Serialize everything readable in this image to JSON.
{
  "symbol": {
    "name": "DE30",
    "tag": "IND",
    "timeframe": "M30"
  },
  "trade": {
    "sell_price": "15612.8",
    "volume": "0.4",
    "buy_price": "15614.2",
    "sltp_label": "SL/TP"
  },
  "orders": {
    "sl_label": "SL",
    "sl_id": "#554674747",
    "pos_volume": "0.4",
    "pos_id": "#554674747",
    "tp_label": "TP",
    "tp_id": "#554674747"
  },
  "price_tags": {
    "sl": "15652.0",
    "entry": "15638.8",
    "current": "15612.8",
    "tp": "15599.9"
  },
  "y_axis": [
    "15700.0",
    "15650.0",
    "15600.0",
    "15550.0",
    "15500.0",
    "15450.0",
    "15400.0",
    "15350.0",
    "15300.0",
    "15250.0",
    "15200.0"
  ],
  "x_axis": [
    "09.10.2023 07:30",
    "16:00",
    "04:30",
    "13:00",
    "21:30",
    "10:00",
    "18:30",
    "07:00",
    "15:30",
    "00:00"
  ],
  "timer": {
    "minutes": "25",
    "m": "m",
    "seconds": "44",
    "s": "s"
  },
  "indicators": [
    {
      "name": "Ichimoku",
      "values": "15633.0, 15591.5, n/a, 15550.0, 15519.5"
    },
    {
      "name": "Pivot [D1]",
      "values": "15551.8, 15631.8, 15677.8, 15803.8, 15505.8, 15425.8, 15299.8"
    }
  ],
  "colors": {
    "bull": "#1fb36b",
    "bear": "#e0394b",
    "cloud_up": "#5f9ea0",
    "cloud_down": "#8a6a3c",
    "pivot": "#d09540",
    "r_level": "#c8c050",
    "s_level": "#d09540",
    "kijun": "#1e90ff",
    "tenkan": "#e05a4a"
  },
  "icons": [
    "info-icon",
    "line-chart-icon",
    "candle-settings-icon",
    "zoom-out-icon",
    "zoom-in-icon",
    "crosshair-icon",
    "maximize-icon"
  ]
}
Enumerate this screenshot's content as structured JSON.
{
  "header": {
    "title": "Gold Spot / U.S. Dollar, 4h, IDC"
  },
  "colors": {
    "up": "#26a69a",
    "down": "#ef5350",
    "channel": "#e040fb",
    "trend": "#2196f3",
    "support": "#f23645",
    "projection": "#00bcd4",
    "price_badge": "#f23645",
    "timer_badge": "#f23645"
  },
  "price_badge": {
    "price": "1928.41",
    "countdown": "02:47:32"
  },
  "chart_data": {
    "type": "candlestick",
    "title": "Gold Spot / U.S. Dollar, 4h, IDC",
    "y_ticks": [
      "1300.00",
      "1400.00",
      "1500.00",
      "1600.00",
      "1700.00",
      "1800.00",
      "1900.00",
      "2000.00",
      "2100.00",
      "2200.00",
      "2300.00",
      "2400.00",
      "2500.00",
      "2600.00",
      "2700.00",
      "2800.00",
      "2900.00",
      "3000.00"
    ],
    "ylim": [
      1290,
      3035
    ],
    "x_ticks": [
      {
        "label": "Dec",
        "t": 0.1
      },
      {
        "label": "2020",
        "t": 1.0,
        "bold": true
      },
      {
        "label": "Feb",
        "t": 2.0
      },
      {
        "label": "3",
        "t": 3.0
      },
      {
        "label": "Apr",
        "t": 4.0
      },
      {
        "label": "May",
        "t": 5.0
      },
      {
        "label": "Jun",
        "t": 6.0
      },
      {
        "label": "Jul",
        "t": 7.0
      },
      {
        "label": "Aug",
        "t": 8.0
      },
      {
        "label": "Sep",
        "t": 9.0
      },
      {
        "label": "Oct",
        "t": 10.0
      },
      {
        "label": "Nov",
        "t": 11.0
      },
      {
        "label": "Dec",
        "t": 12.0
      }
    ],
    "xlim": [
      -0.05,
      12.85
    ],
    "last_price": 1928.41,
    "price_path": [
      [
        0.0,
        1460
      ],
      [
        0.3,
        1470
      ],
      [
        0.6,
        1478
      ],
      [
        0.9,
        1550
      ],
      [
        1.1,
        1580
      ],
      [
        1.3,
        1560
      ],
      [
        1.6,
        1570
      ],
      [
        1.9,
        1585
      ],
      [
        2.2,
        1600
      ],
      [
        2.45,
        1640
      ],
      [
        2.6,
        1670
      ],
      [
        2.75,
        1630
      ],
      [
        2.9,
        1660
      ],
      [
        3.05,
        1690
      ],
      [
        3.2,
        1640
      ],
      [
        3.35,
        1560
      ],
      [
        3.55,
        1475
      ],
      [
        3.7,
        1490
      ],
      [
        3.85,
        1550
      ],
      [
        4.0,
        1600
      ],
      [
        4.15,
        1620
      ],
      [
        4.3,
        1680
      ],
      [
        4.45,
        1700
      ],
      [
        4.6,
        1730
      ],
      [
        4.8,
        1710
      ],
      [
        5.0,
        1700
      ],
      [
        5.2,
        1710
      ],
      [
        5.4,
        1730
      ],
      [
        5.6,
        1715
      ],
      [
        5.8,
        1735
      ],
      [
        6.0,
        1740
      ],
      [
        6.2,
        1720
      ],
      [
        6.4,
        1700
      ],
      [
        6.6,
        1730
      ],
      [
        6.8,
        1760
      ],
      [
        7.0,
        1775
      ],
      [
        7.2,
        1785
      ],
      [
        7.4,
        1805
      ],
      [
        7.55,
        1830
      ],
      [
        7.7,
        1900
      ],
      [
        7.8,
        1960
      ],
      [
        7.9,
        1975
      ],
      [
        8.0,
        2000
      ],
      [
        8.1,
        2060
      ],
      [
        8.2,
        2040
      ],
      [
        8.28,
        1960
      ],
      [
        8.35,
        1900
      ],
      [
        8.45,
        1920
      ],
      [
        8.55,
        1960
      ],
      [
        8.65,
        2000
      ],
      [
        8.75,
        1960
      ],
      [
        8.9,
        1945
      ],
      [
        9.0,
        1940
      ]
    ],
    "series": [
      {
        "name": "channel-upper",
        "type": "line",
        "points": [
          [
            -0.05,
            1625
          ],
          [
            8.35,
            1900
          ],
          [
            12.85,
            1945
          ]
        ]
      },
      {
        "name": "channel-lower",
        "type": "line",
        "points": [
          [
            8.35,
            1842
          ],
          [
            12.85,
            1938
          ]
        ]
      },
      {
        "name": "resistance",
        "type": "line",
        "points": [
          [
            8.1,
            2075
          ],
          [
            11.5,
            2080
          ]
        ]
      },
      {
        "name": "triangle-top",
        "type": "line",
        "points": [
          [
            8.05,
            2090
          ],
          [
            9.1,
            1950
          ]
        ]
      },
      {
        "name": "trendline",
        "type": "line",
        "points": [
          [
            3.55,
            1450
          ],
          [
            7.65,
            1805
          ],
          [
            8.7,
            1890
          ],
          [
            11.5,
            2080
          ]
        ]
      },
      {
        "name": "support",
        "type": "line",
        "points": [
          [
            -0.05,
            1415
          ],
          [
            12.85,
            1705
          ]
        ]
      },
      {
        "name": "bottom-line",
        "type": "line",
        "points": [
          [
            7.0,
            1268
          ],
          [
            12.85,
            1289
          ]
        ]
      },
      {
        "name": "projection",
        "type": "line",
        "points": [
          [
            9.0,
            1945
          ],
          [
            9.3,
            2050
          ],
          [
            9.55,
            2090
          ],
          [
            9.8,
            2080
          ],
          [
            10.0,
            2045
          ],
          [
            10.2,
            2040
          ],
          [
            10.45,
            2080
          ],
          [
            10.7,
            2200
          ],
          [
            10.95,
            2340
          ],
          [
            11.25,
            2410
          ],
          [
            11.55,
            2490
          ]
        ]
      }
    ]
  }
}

========================================

● **SHORT TASK**: Count how many lines of the material hold the string "channel". Give the number and nothing more.

● **TASK ANSWER**: 3